§ Input for this task:
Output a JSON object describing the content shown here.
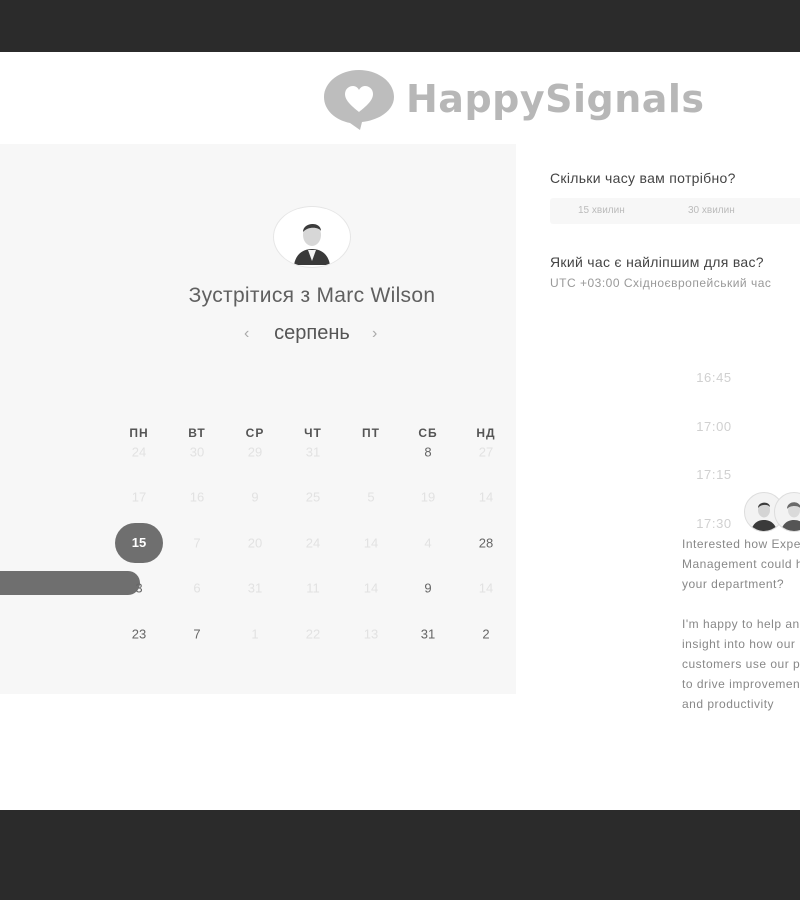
{
  "brand": {
    "name": "HappySignals"
  },
  "calendar": {
    "title": "Зустрітися з Marc Wilson",
    "prev_icon": "‹",
    "next_icon": "›",
    "month": "серпень",
    "weekdays": [
      "ПН",
      "ВТ",
      "СР",
      "ЧТ",
      "ПТ",
      "СБ",
      "НД"
    ],
    "rows": [
      [
        "24",
        "30",
        "29",
        "31",
        "",
        "8",
        "27"
      ],
      [
        "17",
        "16",
        "9",
        "25",
        "5",
        "19",
        "14"
      ],
      [
        "15",
        "7",
        "20",
        "24",
        "14",
        "4",
        "28"
      ],
      [
        "3",
        "6",
        "31",
        "11",
        "14",
        "9",
        "14"
      ],
      [
        "23",
        "7",
        "1",
        "22",
        "13",
        "31",
        "2"
      ]
    ],
    "selected": "15"
  },
  "booking": {
    "duration_question": "Скільки часу вам потрібно?",
    "durations": [
      "15 хвилин",
      "30 хвилин"
    ],
    "time_question": "Який час є найліпшим для вас?",
    "timezone": "UTC +03:00 Східноєвропейський час",
    "slots": [
      "16:45",
      "17:00",
      "17:15",
      "17:30"
    ]
  },
  "chat": {
    "paragraph1": "Interested how Experience Management could help your department?",
    "paragraph2": "I'm happy to help and give insight into how our customers use our platform to drive improvement in IT and productivity"
  },
  "colors": {
    "selected_day": "#6f6f6f",
    "panel_bg": "#f7f7f7",
    "logo": "#b7b7b7"
  }
}
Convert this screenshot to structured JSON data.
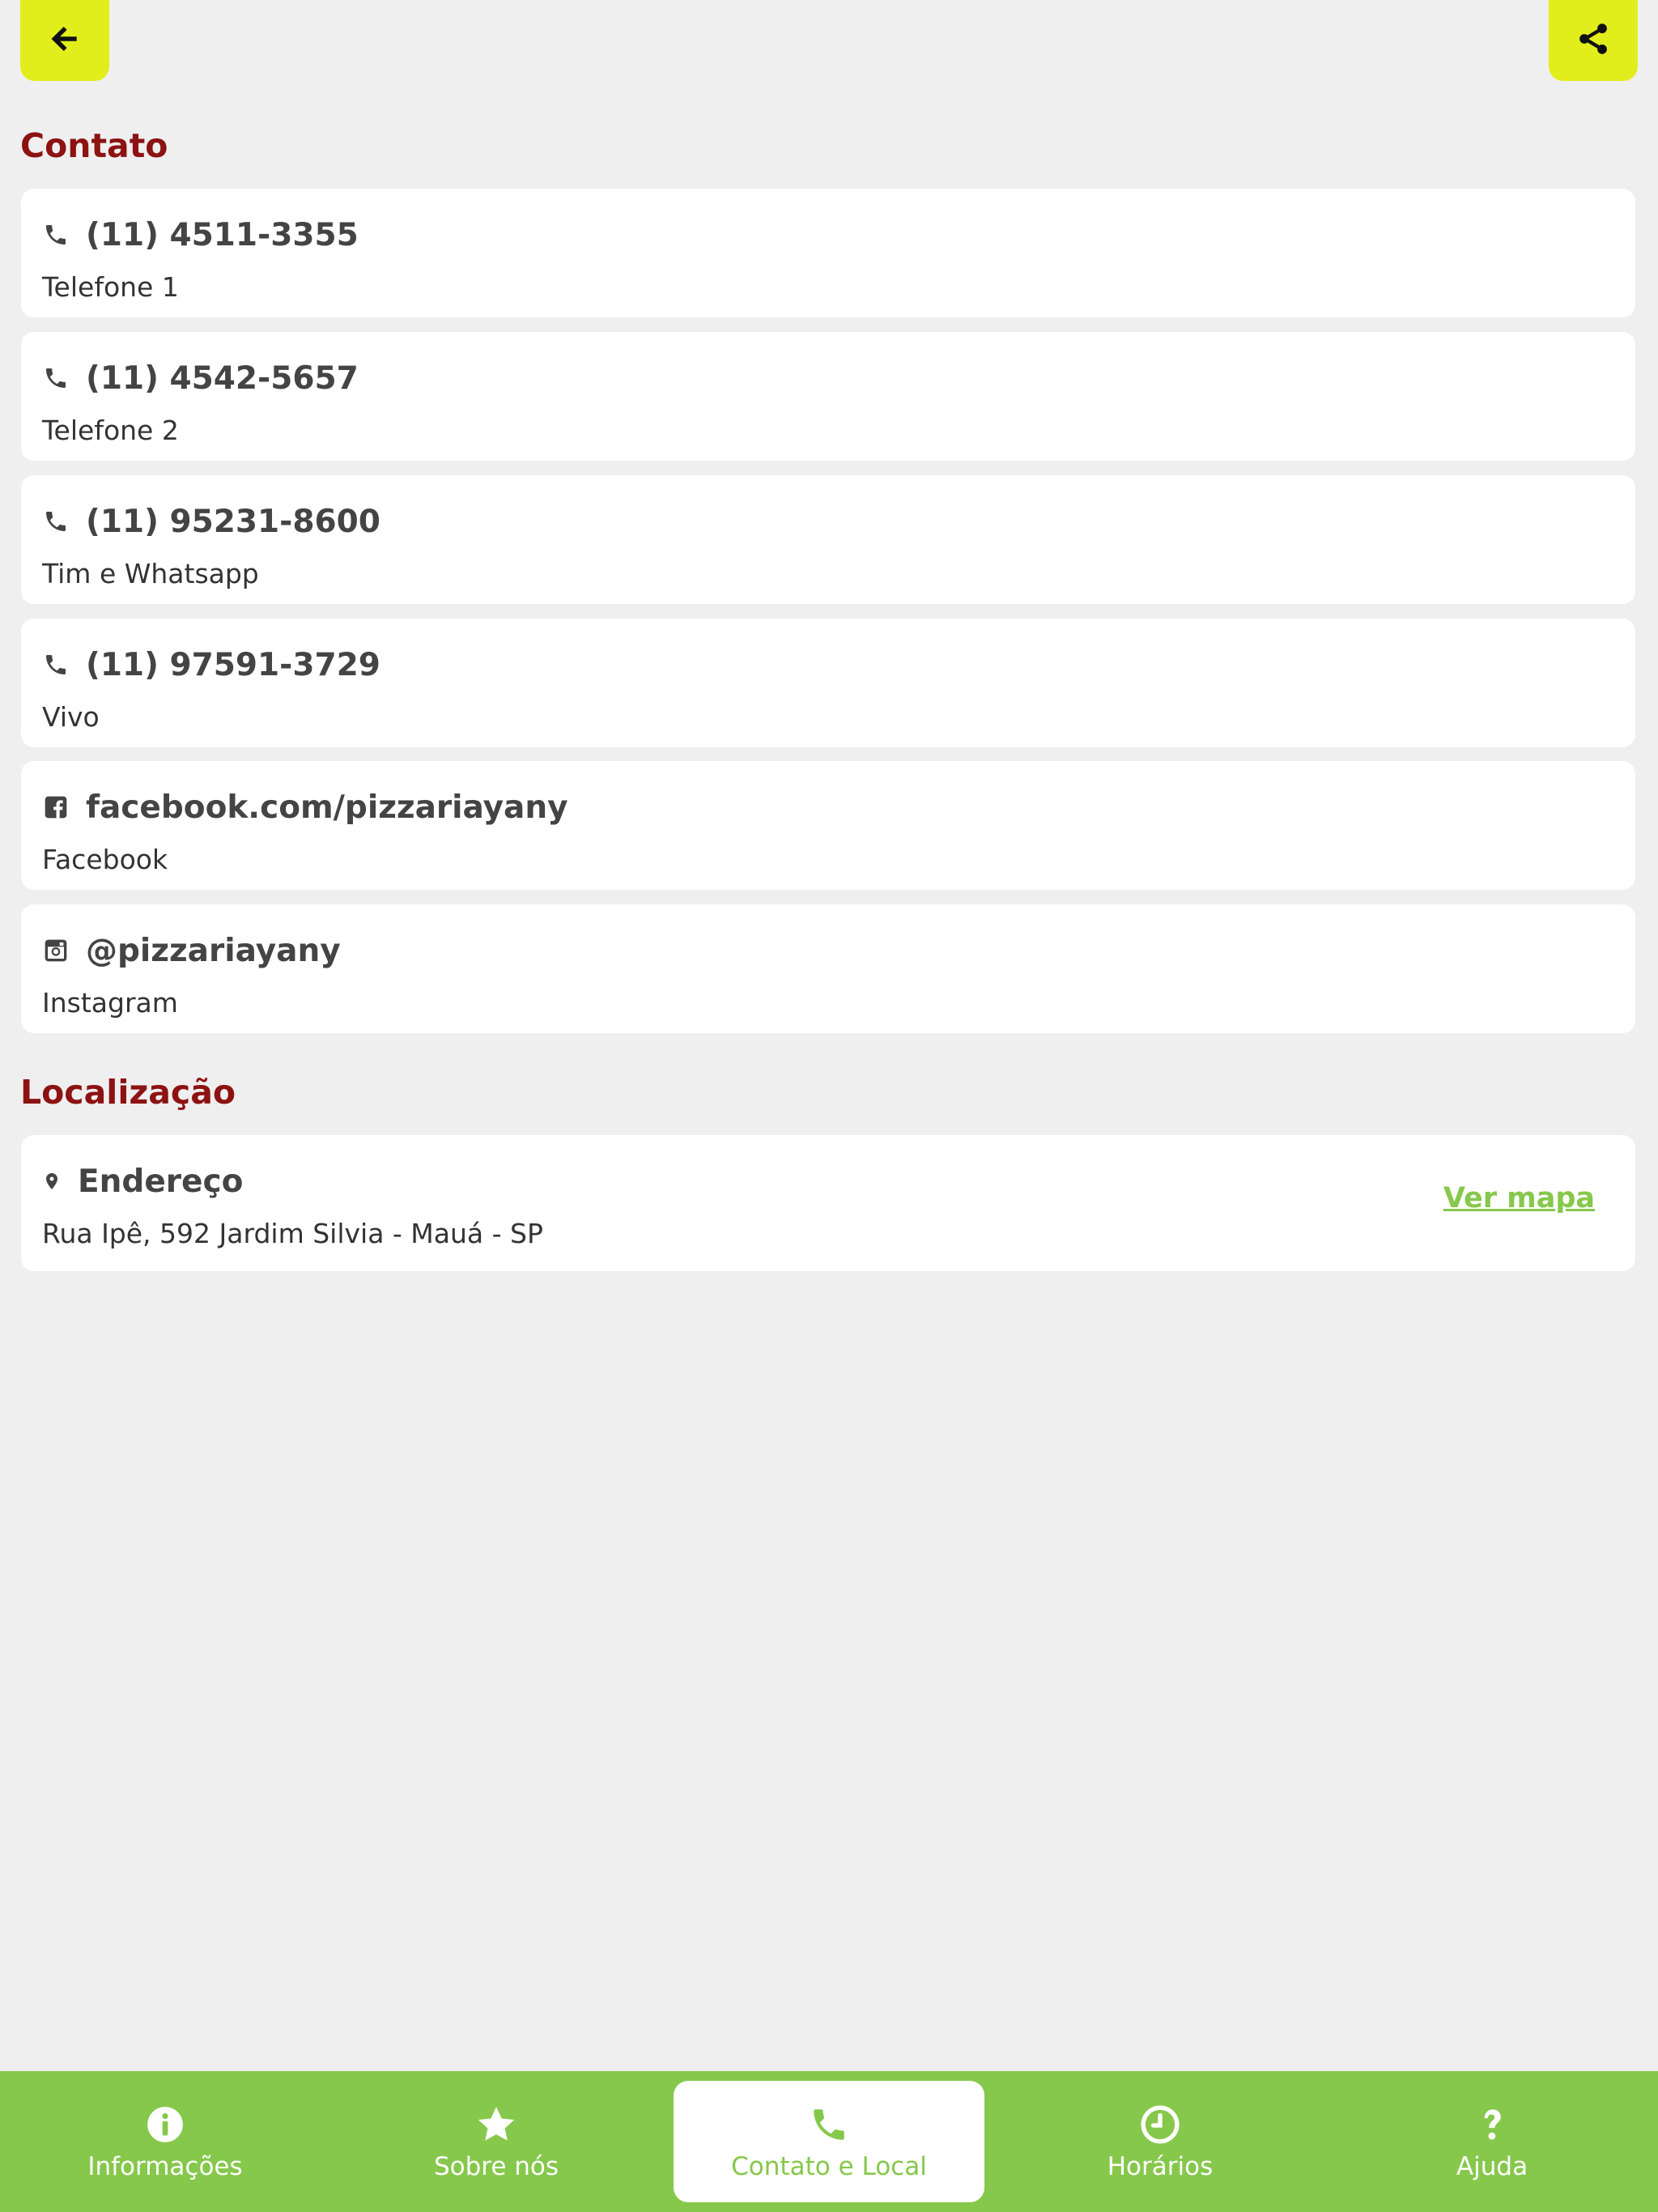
{
  "header": {
    "back_icon": "arrow-left-icon",
    "share_icon": "share-icon",
    "accent_color": "#e2ee1c"
  },
  "contact": {
    "section_title": "Contato",
    "items": [
      {
        "icon": "phone-icon",
        "title": "(11) 4511-3355",
        "subtitle": "Telefone 1"
      },
      {
        "icon": "phone-icon",
        "title": "(11) 4542-5657",
        "subtitle": "Telefone 2"
      },
      {
        "icon": "phone-icon",
        "title": "(11) 95231-8600",
        "subtitle": "Tim e Whatsapp"
      },
      {
        "icon": "phone-icon",
        "title": "(11) 97591-3729",
        "subtitle": "Vivo"
      },
      {
        "icon": "facebook-icon",
        "title": "facebook.com/pizzariayany",
        "subtitle": "Facebook"
      },
      {
        "icon": "instagram-icon",
        "title": "@pizzariayany",
        "subtitle": "Instagram"
      }
    ]
  },
  "location": {
    "section_title": "Localização",
    "icon": "map-marker-icon",
    "title": "Endereço",
    "address": "Rua Ipê, 592 Jardim Silvia - Mauá - SP",
    "map_link": "Ver mapa"
  },
  "nav": {
    "items": [
      {
        "icon": "info-icon",
        "label": "Informações",
        "active": false
      },
      {
        "icon": "star-icon",
        "label": "Sobre nós",
        "active": false
      },
      {
        "icon": "phone-icon",
        "label": "Contato e Local",
        "active": true
      },
      {
        "icon": "clock-icon",
        "label": "Horários",
        "active": false
      },
      {
        "icon": "question-icon",
        "label": "Ajuda",
        "active": false
      }
    ]
  },
  "colors": {
    "section_title": "#8d1212",
    "nav_background": "#86c84b",
    "page_background": "#efefef"
  }
}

§ Given problem: Copy the records above exactly. The pictures are not part of the copy.

§ In response:
Output a JSON object describing the content shown here.
{
  "brand": {
    "name": "HappySignals"
  },
  "calendar": {
    "title": "Зустрітися з Marc Wilson",
    "prev_icon": "‹",
    "next_icon": "›",
    "month": "серпень",
    "weekdays": [
      "ПН",
      "ВТ",
      "СР",
      "ЧТ",
      "ПТ",
      "СБ",
      "НД"
    ],
    "rows": [
      [
        "24",
        "30",
        "29",
        "31",
        "",
        "8",
        "27"
      ],
      [
        "17",
        "16",
        "9",
        "25",
        "5",
        "19",
        "14"
      ],
      [
        "15",
        "7",
        "20",
        "24",
        "14",
        "4",
        "28"
      ],
      [
        "3",
        "6",
        "31",
        "11",
        "14",
        "9",
        "14"
      ],
      [
        "23",
        "7",
        "1",
        "22",
        "13",
        "31",
        "2"
      ]
    ],
    "selected": "15"
  },
  "booking": {
    "duration_question": "Скільки часу вам потрібно?",
    "durations": [
      "15 хвилин",
      "30 хвилин"
    ],
    "time_question": "Який час є найліпшим для вас?",
    "timezone": "UTC +03:00 Східноєвропейський час",
    "slots": [
      "16:45",
      "17:00",
      "17:15",
      "17:30"
    ]
  },
  "chat": {
    "paragraph1": "Interested how Experience Management could help your department?",
    "paragraph2": "I'm happy to help and give insight into how our customers use our platform to drive improvement in IT and productivity"
  },
  "colors": {
    "selected_day": "#6f6f6f",
    "panel_bg": "#f7f7f7",
    "logo": "#b7b7b7"
  }
}
Convert this screenshot to structured JSON data.
{
  "header": {
    "back_icon": "arrow-left-icon",
    "share_icon": "share-icon",
    "accent_color": "#e2ee1c"
  },
  "contact": {
    "section_title": "Contato",
    "items": [
      {
        "icon": "phone-icon",
        "title": "(11) 4511-3355",
        "subtitle": "Telefone 1"
      },
      {
        "icon": "phone-icon",
        "title": "(11) 4542-5657",
        "subtitle": "Telefone 2"
      },
      {
        "icon": "phone-icon",
        "title": "(11) 95231-8600",
        "subtitle": "Tim e Whatsapp"
      },
      {
        "icon": "phone-icon",
        "title": "(11) 97591-3729",
        "subtitle": "Vivo"
      },
      {
        "icon": "facebook-icon",
        "title": "facebook.com/pizzariayany",
        "subtitle": "Facebook"
      },
      {
        "icon": "instagram-icon",
        "title": "@pizzariayany",
        "subtitle": "Instagram"
      }
    ]
  },
  "location": {
    "section_title": "Localização",
    "icon": "map-marker-icon",
    "title": "Endereço",
    "address": "Rua Ipê, 592 Jardim Silvia - Mauá - SP",
    "map_link": "Ver mapa"
  },
  "nav": {
    "items": [
      {
        "icon": "info-icon",
        "label": "Informações",
        "active": false
      },
      {
        "icon": "star-icon",
        "label": "Sobre nós",
        "active": false
      },
      {
        "icon": "phone-icon",
        "label": "Contato e Local",
        "active": true
      },
      {
        "icon": "clock-icon",
        "label": "Horários",
        "active": false
      },
      {
        "icon": "question-icon",
        "label": "Ajuda",
        "active": false
      }
    ]
  },
  "colors": {
    "section_title": "#8d1212",
    "nav_background": "#86c84b",
    "page_background": "#efefef"
  }
}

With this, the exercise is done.